§ What is required: Return all of the data exactly, with nothing left out but the pictures.

§ Records for the task:
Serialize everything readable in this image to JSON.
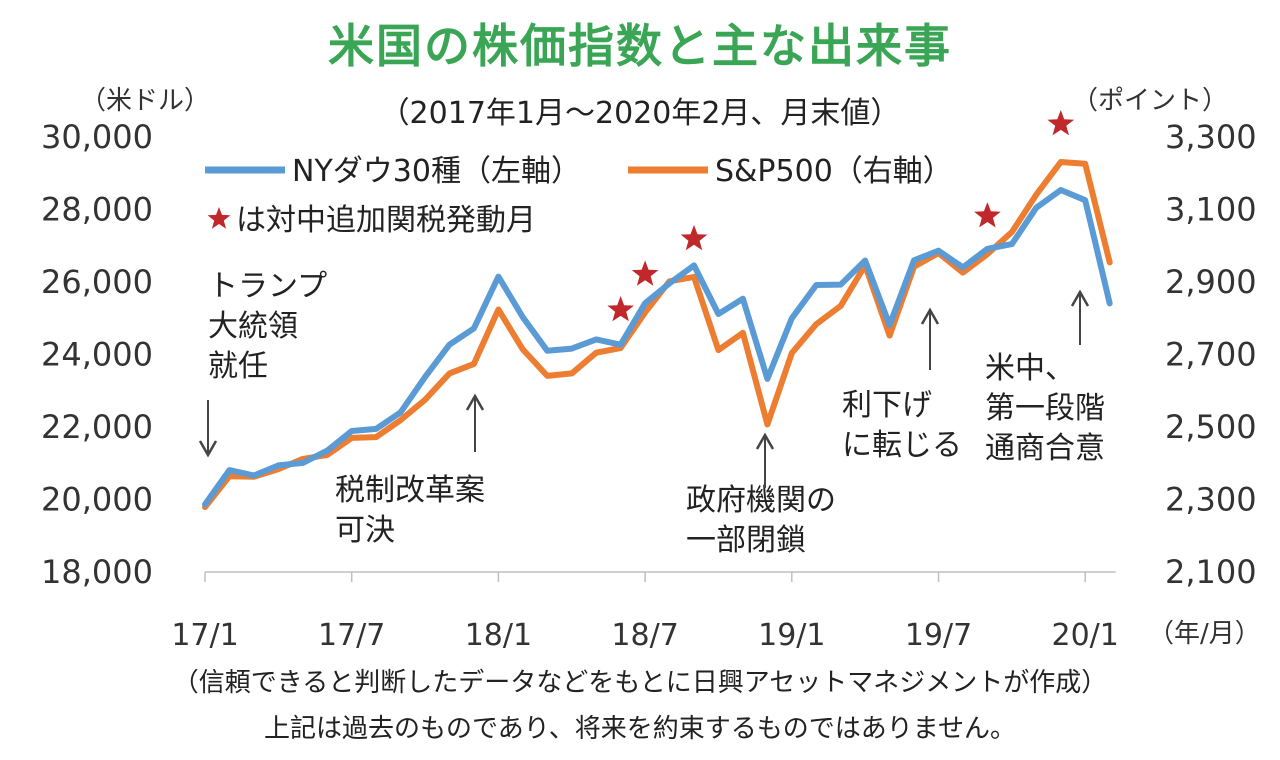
{
  "title": "米国の株価指数と主な出来事",
  "subtitle": "（2017年1月～2020年2月、月末値）",
  "left_unit": "（米ドル）",
  "right_unit": "（ポイント）",
  "x_unit": "（年/月）",
  "footnote_1": "（信頼できると判断したデータなどをもとに日興アセットマネジメントが作成）",
  "footnote_2": "上記は過去のものであり、将来を約束するものではありません。",
  "colors": {
    "dow": "#5b9bd5",
    "sp": "#ed7d31",
    "star": "#c0282b",
    "title": "#3aa655"
  },
  "chart_data": {
    "type": "line",
    "x": [
      "17/1",
      "17/2",
      "17/3",
      "17/4",
      "17/5",
      "17/6",
      "17/7",
      "17/8",
      "17/9",
      "17/10",
      "17/11",
      "17/12",
      "18/1",
      "18/2",
      "18/3",
      "18/4",
      "18/5",
      "18/6",
      "18/7",
      "18/8",
      "18/9",
      "18/10",
      "18/11",
      "18/12",
      "19/1",
      "19/2",
      "19/3",
      "19/4",
      "19/5",
      "19/6",
      "19/7",
      "19/8",
      "19/9",
      "19/10",
      "19/11",
      "19/12",
      "20/1",
      "20/2"
    ],
    "xticks": [
      "17/1",
      "17/7",
      "18/1",
      "18/7",
      "19/1",
      "19/7",
      "20/1"
    ],
    "series": [
      {
        "name": "NYダウ30種（左軸）",
        "axis": "left",
        "values": [
          19864,
          20812,
          20663,
          20941,
          21009,
          21350,
          21891,
          21948,
          22405,
          23377,
          24272,
          24719,
          26149,
          25029,
          24103,
          24163,
          24416,
          24271,
          25415,
          25965,
          26458,
          25116,
          25538,
          23327,
          24999,
          25916,
          25929,
          26593,
          24815,
          26600,
          26864,
          26403,
          26917,
          27046,
          28051,
          28538,
          28256,
          25409
        ]
      },
      {
        "name": "S&P500（右軸）",
        "axis": "right",
        "values": [
          2279,
          2364,
          2363,
          2384,
          2412,
          2423,
          2470,
          2472,
          2519,
          2575,
          2648,
          2674,
          2824,
          2714,
          2641,
          2648,
          2705,
          2718,
          2816,
          2902,
          2914,
          2712,
          2760,
          2507,
          2704,
          2784,
          2834,
          2946,
          2752,
          2942,
          2980,
          2926,
          2977,
          3038,
          3141,
          3231,
          3226,
          2954
        ]
      }
    ],
    "left_ylim": [
      18000,
      30000
    ],
    "left_yticks": [
      "18,000",
      "20,000",
      "22,000",
      "24,000",
      "26,000",
      "28,000",
      "30,000"
    ],
    "right_ylim": [
      2100,
      3300
    ],
    "right_yticks": [
      "2,100",
      "2,300",
      "2,500",
      "2,700",
      "2,900",
      "3,100",
      "3,300"
    ],
    "legend": {
      "placement": "top-left",
      "star_note": "は対中追加関税発動月"
    },
    "stars": [
      "18/6",
      "18/7",
      "18/9",
      "19/9",
      "19/12"
    ],
    "annotations": [
      {
        "lines": [
          "トランプ",
          "大統領",
          "就任"
        ],
        "x": "17/1",
        "arrow": "down"
      },
      {
        "lines": [
          "税制改革案",
          "可決"
        ],
        "x": "17/12",
        "arrow": "up"
      },
      {
        "lines": [
          "政府機関の",
          "一部閉鎖"
        ],
        "x": "18/12",
        "arrow": "up"
      },
      {
        "lines": [
          "利下げ",
          "に転じる"
        ],
        "x": "19/7",
        "arrow": "up"
      },
      {
        "lines": [
          "米中、",
          "第一段階",
          "通商合意"
        ],
        "x": "20/1",
        "arrow": "up"
      }
    ]
  }
}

§ The reply:
Serialize everything readable in this image to JSON.
{
  "title": "米国の株価指数と主な出来事",
  "subtitle": "（2017年1月～2020年2月、月末値）",
  "left_unit": "（米ドル）",
  "right_unit": "（ポイント）",
  "x_unit": "（年/月）",
  "footnote_1": "（信頼できると判断したデータなどをもとに日興アセットマネジメントが作成）",
  "footnote_2": "上記は過去のものであり、将来を約束するものではありません。",
  "colors": {
    "dow": "#5b9bd5",
    "sp": "#ed7d31",
    "star": "#c0282b",
    "title": "#3aa655"
  },
  "chart_data": {
    "type": "line",
    "x": [
      "17/1",
      "17/2",
      "17/3",
      "17/4",
      "17/5",
      "17/6",
      "17/7",
      "17/8",
      "17/9",
      "17/10",
      "17/11",
      "17/12",
      "18/1",
      "18/2",
      "18/3",
      "18/4",
      "18/5",
      "18/6",
      "18/7",
      "18/8",
      "18/9",
      "18/10",
      "18/11",
      "18/12",
      "19/1",
      "19/2",
      "19/3",
      "19/4",
      "19/5",
      "19/6",
      "19/7",
      "19/8",
      "19/9",
      "19/10",
      "19/11",
      "19/12",
      "20/1",
      "20/2"
    ],
    "xticks": [
      "17/1",
      "17/7",
      "18/1",
      "18/7",
      "19/1",
      "19/7",
      "20/1"
    ],
    "series": [
      {
        "name": "NYダウ30種（左軸）",
        "axis": "left",
        "values": [
          19864,
          20812,
          20663,
          20941,
          21009,
          21350,
          21891,
          21948,
          22405,
          23377,
          24272,
          24719,
          26149,
          25029,
          24103,
          24163,
          24416,
          24271,
          25415,
          25965,
          26458,
          25116,
          25538,
          23327,
          24999,
          25916,
          25929,
          26593,
          24815,
          26600,
          26864,
          26403,
          26917,
          27046,
          28051,
          28538,
          28256,
          25409
        ]
      },
      {
        "name": "S&P500（右軸）",
        "axis": "right",
        "values": [
          2279,
          2364,
          2363,
          2384,
          2412,
          2423,
          2470,
          2472,
          2519,
          2575,
          2648,
          2674,
          2824,
          2714,
          2641,
          2648,
          2705,
          2718,
          2816,
          2902,
          2914,
          2712,
          2760,
          2507,
          2704,
          2784,
          2834,
          2946,
          2752,
          2942,
          2980,
          2926,
          2977,
          3038,
          3141,
          3231,
          3226,
          2954
        ]
      }
    ],
    "left_ylim": [
      18000,
      30000
    ],
    "left_yticks": [
      "18,000",
      "20,000",
      "22,000",
      "24,000",
      "26,000",
      "28,000",
      "30,000"
    ],
    "right_ylim": [
      2100,
      3300
    ],
    "right_yticks": [
      "2,100",
      "2,300",
      "2,500",
      "2,700",
      "2,900",
      "3,100",
      "3,300"
    ],
    "legend": {
      "placement": "top-left",
      "star_note": "は対中追加関税発動月"
    },
    "stars": [
      "18/6",
      "18/7",
      "18/9",
      "19/9",
      "19/12"
    ],
    "annotations": [
      {
        "lines": [
          "トランプ",
          "大統領",
          "就任"
        ],
        "x": "17/1",
        "arrow": "down"
      },
      {
        "lines": [
          "税制改革案",
          "可決"
        ],
        "x": "17/12",
        "arrow": "up"
      },
      {
        "lines": [
          "政府機関の",
          "一部閉鎖"
        ],
        "x": "18/12",
        "arrow": "up"
      },
      {
        "lines": [
          "利下げ",
          "に転じる"
        ],
        "x": "19/7",
        "arrow": "up"
      },
      {
        "lines": [
          "米中、",
          "第一段階",
          "通商合意"
        ],
        "x": "20/1",
        "arrow": "up"
      }
    ]
  }
}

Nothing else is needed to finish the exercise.